■ WHAT THE TASK ASKS
Work out how many lines have "Seyton" in them. Give only that number.

■ DATA SHOWN
####

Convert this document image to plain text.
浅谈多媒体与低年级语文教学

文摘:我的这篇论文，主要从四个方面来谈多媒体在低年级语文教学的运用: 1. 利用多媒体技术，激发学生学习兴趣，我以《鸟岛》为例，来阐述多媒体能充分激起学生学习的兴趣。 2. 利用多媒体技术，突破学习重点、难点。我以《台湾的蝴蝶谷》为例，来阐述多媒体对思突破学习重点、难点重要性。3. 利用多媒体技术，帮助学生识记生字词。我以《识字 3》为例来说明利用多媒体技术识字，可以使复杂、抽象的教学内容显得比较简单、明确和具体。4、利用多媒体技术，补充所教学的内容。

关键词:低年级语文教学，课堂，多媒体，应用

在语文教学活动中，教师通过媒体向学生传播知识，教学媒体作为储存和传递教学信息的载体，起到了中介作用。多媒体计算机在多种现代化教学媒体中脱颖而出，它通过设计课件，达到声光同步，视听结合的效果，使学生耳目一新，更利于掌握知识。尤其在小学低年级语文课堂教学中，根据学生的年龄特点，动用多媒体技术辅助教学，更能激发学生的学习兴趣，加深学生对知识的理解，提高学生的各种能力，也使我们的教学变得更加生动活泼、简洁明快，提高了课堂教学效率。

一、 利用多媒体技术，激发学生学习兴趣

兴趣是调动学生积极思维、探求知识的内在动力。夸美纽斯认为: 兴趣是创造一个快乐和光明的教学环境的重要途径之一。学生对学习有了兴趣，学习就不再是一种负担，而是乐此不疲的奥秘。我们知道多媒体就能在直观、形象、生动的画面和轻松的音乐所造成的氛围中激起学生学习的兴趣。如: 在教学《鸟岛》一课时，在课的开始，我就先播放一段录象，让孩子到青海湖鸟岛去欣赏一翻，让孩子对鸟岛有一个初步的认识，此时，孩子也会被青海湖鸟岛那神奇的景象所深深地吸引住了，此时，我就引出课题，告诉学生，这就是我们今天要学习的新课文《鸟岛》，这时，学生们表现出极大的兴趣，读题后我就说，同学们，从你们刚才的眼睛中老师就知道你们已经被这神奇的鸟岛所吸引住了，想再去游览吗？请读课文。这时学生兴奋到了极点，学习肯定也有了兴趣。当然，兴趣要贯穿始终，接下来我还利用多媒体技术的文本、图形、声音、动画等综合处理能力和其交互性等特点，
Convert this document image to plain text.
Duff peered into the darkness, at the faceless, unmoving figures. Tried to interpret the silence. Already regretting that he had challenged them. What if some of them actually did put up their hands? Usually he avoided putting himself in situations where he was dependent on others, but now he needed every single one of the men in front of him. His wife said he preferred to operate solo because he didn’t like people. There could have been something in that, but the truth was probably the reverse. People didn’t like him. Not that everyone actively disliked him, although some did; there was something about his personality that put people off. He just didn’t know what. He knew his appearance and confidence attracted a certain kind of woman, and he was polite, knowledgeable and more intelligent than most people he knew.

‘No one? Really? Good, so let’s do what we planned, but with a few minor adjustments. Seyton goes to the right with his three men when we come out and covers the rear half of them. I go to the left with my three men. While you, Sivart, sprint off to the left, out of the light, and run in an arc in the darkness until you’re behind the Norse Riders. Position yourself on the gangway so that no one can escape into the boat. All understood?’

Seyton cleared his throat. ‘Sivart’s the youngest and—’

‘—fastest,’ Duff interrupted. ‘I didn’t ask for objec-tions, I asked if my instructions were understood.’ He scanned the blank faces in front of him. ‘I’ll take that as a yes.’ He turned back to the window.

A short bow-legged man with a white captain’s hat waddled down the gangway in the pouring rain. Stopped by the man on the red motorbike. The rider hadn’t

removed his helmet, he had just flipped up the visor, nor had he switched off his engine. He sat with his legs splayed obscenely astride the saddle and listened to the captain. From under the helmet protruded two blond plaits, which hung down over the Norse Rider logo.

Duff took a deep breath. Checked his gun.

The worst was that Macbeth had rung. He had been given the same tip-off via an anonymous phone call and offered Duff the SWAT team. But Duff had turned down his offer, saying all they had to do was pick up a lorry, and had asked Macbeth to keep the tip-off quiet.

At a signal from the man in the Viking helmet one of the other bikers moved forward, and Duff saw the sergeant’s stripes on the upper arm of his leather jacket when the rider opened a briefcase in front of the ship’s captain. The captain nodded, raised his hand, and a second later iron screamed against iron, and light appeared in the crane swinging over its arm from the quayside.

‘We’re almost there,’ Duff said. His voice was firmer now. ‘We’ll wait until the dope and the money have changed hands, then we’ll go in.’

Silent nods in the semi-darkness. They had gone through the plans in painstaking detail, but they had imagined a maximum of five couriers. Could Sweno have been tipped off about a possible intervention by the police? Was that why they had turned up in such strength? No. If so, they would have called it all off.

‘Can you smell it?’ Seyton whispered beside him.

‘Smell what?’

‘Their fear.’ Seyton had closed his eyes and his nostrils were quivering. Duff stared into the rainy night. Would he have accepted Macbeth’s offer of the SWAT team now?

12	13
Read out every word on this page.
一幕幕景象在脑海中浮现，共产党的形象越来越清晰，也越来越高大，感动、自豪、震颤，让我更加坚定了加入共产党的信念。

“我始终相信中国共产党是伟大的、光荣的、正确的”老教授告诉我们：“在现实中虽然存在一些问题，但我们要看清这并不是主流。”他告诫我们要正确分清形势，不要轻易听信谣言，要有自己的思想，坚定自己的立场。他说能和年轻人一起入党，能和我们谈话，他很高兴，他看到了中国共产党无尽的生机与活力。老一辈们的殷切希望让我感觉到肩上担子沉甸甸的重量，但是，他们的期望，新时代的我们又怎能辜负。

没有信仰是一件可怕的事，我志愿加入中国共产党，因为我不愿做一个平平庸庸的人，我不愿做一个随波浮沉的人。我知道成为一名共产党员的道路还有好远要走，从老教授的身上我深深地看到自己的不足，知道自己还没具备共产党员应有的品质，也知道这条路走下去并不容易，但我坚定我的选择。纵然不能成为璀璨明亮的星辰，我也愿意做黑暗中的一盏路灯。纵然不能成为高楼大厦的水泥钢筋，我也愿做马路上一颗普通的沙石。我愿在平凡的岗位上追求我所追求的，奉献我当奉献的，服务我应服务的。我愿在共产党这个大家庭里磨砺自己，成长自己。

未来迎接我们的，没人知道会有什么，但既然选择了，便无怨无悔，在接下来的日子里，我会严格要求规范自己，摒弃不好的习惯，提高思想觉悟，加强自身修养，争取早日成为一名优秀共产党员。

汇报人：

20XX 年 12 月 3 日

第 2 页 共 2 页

####

■ SOLUTION TO THIS TASK
4